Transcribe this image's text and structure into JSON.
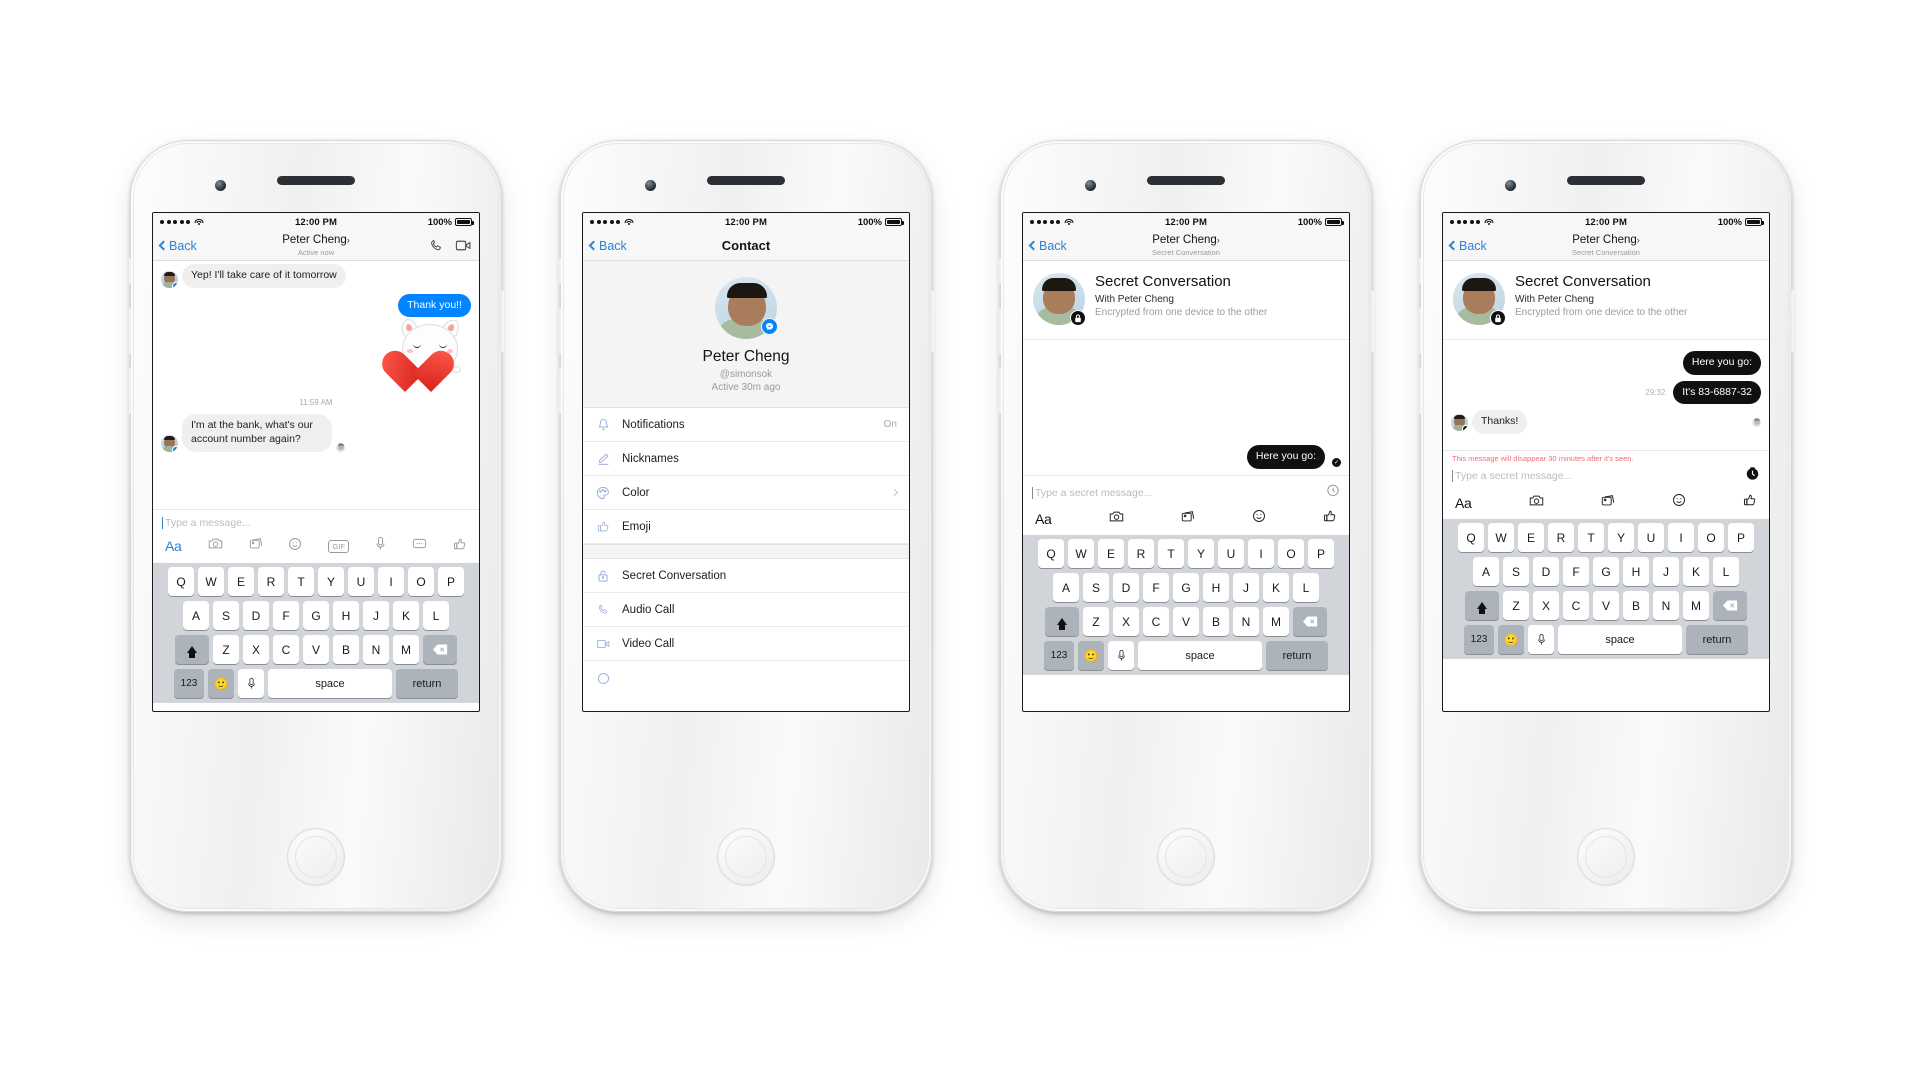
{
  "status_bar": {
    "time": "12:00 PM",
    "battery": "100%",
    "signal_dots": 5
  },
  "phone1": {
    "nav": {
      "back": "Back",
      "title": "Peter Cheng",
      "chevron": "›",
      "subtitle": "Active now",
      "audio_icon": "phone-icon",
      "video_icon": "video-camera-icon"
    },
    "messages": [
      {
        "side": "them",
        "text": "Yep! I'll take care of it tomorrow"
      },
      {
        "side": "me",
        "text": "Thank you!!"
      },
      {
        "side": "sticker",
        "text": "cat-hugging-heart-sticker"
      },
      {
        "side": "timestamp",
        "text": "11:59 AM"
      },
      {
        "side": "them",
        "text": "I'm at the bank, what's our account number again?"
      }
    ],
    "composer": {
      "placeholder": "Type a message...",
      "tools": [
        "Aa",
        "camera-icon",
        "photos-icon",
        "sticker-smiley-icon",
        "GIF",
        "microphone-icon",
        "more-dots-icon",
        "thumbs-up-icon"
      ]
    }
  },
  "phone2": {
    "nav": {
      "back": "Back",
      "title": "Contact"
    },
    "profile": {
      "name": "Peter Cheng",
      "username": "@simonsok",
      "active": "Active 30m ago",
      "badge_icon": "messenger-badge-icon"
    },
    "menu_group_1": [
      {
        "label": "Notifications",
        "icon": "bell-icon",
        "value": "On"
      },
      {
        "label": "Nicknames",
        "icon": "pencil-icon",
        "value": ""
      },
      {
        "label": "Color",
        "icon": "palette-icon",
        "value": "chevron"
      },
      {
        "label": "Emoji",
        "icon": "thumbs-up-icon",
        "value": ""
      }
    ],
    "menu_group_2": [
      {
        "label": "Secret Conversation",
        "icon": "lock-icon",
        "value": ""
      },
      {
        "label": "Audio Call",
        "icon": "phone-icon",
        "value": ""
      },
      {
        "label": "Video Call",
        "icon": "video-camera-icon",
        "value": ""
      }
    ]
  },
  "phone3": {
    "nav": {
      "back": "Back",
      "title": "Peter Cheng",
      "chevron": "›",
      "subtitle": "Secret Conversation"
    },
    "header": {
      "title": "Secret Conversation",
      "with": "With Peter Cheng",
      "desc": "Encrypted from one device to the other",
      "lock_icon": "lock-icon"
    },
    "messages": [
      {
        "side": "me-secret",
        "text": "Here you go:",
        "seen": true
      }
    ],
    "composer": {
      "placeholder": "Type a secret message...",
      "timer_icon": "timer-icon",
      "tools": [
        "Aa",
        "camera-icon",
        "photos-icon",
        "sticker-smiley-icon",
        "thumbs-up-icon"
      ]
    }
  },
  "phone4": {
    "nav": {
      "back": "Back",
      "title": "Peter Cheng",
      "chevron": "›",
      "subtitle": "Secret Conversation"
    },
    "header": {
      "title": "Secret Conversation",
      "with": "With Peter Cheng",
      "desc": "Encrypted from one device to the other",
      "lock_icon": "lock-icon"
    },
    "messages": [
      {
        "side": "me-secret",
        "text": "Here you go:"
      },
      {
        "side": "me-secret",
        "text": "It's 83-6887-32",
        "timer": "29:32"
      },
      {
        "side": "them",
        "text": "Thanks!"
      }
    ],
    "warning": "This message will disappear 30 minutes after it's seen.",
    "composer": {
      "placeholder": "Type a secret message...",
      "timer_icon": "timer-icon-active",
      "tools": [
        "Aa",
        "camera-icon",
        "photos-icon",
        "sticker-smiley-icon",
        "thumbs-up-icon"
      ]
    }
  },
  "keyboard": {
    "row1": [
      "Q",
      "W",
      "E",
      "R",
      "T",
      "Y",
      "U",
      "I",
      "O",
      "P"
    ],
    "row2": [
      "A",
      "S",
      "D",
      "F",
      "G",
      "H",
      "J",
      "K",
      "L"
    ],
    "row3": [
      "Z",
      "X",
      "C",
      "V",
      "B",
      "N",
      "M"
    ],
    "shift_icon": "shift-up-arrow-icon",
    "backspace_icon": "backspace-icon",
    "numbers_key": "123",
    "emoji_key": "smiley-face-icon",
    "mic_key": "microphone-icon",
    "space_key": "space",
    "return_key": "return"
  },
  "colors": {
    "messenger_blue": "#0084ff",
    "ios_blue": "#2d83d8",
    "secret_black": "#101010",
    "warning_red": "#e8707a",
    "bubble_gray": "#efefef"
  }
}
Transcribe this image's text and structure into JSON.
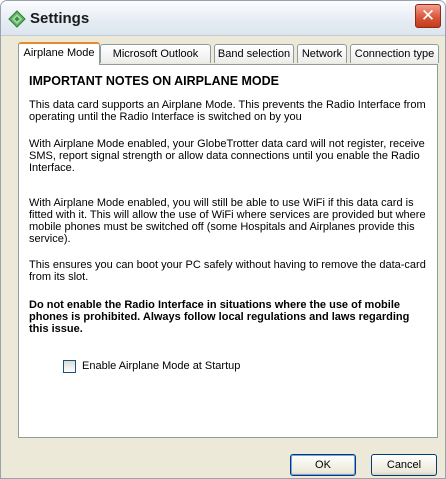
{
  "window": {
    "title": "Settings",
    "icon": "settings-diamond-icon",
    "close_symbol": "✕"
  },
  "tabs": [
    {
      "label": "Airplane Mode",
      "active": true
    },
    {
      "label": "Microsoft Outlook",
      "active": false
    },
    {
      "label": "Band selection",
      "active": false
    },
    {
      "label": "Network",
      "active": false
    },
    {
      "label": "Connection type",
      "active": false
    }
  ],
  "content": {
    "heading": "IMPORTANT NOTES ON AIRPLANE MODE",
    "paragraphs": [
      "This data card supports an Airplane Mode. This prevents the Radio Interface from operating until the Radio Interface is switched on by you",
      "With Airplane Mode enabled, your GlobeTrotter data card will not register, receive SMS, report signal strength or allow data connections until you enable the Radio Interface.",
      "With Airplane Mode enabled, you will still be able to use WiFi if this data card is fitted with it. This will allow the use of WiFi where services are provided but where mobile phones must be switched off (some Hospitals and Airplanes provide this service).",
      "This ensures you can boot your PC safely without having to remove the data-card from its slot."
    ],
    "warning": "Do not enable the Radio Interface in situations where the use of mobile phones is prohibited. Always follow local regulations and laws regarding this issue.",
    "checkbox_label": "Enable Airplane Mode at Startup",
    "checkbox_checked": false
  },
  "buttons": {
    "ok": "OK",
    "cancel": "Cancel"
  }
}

☆ ☆ ☆ ☆ ☆

Leaving out the pictures, repeat the data above exactly.

Transcribe this image's text and structure into JSON.
{
  "status_bar": {
    "time": "12:00 PM",
    "battery": "100%",
    "signal_dots": 5
  },
  "phone1": {
    "nav": {
      "back": "Back",
      "title": "Peter Cheng",
      "chevron": "›",
      "subtitle": "Active now",
      "audio_icon": "phone-icon",
      "video_icon": "video-camera-icon"
    },
    "messages": [
      {
        "side": "them",
        "text": "Yep! I'll take care of it tomorrow"
      },
      {
        "side": "me",
        "text": "Thank you!!"
      },
      {
        "side": "sticker",
        "text": "cat-hugging-heart-sticker"
      },
      {
        "side": "timestamp",
        "text": "11:59 AM"
      },
      {
        "side": "them",
        "text": "I'm at the bank, what's our account number again?"
      }
    ],
    "composer": {
      "placeholder": "Type a message...",
      "tools": [
        "Aa",
        "camera-icon",
        "photos-icon",
        "sticker-smiley-icon",
        "GIF",
        "microphone-icon",
        "more-dots-icon",
        "thumbs-up-icon"
      ]
    }
  },
  "phone2": {
    "nav": {
      "back": "Back",
      "title": "Contact"
    },
    "profile": {
      "name": "Peter Cheng",
      "username": "@simonsok",
      "active": "Active 30m ago",
      "badge_icon": "messenger-badge-icon"
    },
    "menu_group_1": [
      {
        "label": "Notifications",
        "icon": "bell-icon",
        "value": "On"
      },
      {
        "label": "Nicknames",
        "icon": "pencil-icon",
        "value": ""
      },
      {
        "label": "Color",
        "icon": "palette-icon",
        "value": "chevron"
      },
      {
        "label": "Emoji",
        "icon": "thumbs-up-icon",
        "value": ""
      }
    ],
    "menu_group_2": [
      {
        "label": "Secret Conversation",
        "icon": "lock-icon",
        "value": ""
      },
      {
        "label": "Audio Call",
        "icon": "phone-icon",
        "value": ""
      },
      {
        "label": "Video Call",
        "icon": "video-camera-icon",
        "value": ""
      }
    ]
  },
  "phone3": {
    "nav": {
      "back": "Back",
      "title": "Peter Cheng",
      "chevron": "›",
      "subtitle": "Secret Conversation"
    },
    "header": {
      "title": "Secret Conversation",
      "with": "With Peter Cheng",
      "desc": "Encrypted from one device to the other",
      "lock_icon": "lock-icon"
    },
    "messages": [
      {
        "side": "me-secret",
        "text": "Here you go:",
        "seen": true
      }
    ],
    "composer": {
      "placeholder": "Type a secret message...",
      "timer_icon": "timer-icon",
      "tools": [
        "Aa",
        "camera-icon",
        "photos-icon",
        "sticker-smiley-icon",
        "thumbs-up-icon"
      ]
    }
  },
  "phone4": {
    "nav": {
      "back": "Back",
      "title": "Peter Cheng",
      "chevron": "›",
      "subtitle": "Secret Conversation"
    },
    "header": {
      "title": "Secret Conversation",
      "with": "With Peter Cheng",
      "desc": "Encrypted from one device to the other",
      "lock_icon": "lock-icon"
    },
    "messages": [
      {
        "side": "me-secret",
        "text": "Here you go:"
      },
      {
        "side": "me-secret",
        "text": "It's 83-6887-32",
        "timer": "29:32"
      },
      {
        "side": "them",
        "text": "Thanks!"
      }
    ],
    "warning": "This message will disappear 30 minutes after it's seen.",
    "composer": {
      "placeholder": "Type a secret message...",
      "timer_icon": "timer-icon-active",
      "tools": [
        "Aa",
        "camera-icon",
        "photos-icon",
        "sticker-smiley-icon",
        "thumbs-up-icon"
      ]
    }
  },
  "keyboard": {
    "row1": [
      "Q",
      "W",
      "E",
      "R",
      "T",
      "Y",
      "U",
      "I",
      "O",
      "P"
    ],
    "row2": [
      "A",
      "S",
      "D",
      "F",
      "G",
      "H",
      "J",
      "K",
      "L"
    ],
    "row3": [
      "Z",
      "X",
      "C",
      "V",
      "B",
      "N",
      "M"
    ],
    "shift_icon": "shift-up-arrow-icon",
    "backspace_icon": "backspace-icon",
    "numbers_key": "123",
    "emoji_key": "smiley-face-icon",
    "mic_key": "microphone-icon",
    "space_key": "space",
    "return_key": "return"
  },
  "colors": {
    "messenger_blue": "#0084ff",
    "ios_blue": "#2d83d8",
    "secret_black": "#101010",
    "warning_red": "#e8707a",
    "bubble_gray": "#efefef"
  }
}
Transcribe this image's text and structure into JSON.
{
  "window": {
    "title": "Settings",
    "icon": "settings-diamond-icon",
    "close_symbol": "✕"
  },
  "tabs": [
    {
      "label": "Airplane Mode",
      "active": true
    },
    {
      "label": "Microsoft Outlook",
      "active": false
    },
    {
      "label": "Band selection",
      "active": false
    },
    {
      "label": "Network",
      "active": false
    },
    {
      "label": "Connection type",
      "active": false
    }
  ],
  "content": {
    "heading": "IMPORTANT NOTES ON AIRPLANE MODE",
    "paragraphs": [
      "This data card supports an Airplane Mode. This prevents the Radio Interface from operating until the Radio Interface is switched on by you",
      "With Airplane Mode enabled, your GlobeTrotter data card will not register, receive SMS, report signal strength or allow data connections until you enable the Radio Interface.",
      "With Airplane Mode enabled, you will still be able to use WiFi if this data card is fitted with it. This will allow the use of WiFi where services are provided but where mobile phones must be switched off (some Hospitals and Airplanes provide this service).",
      "This ensures you can boot your PC safely without having to remove the data-card from its slot."
    ],
    "warning": "Do not enable the Radio Interface in situations where the use of mobile phones is prohibited. Always follow local regulations and laws regarding this issue.",
    "checkbox_label": "Enable Airplane Mode at Startup",
    "checkbox_checked": false
  },
  "buttons": {
    "ok": "OK",
    "cancel": "Cancel"
  }
}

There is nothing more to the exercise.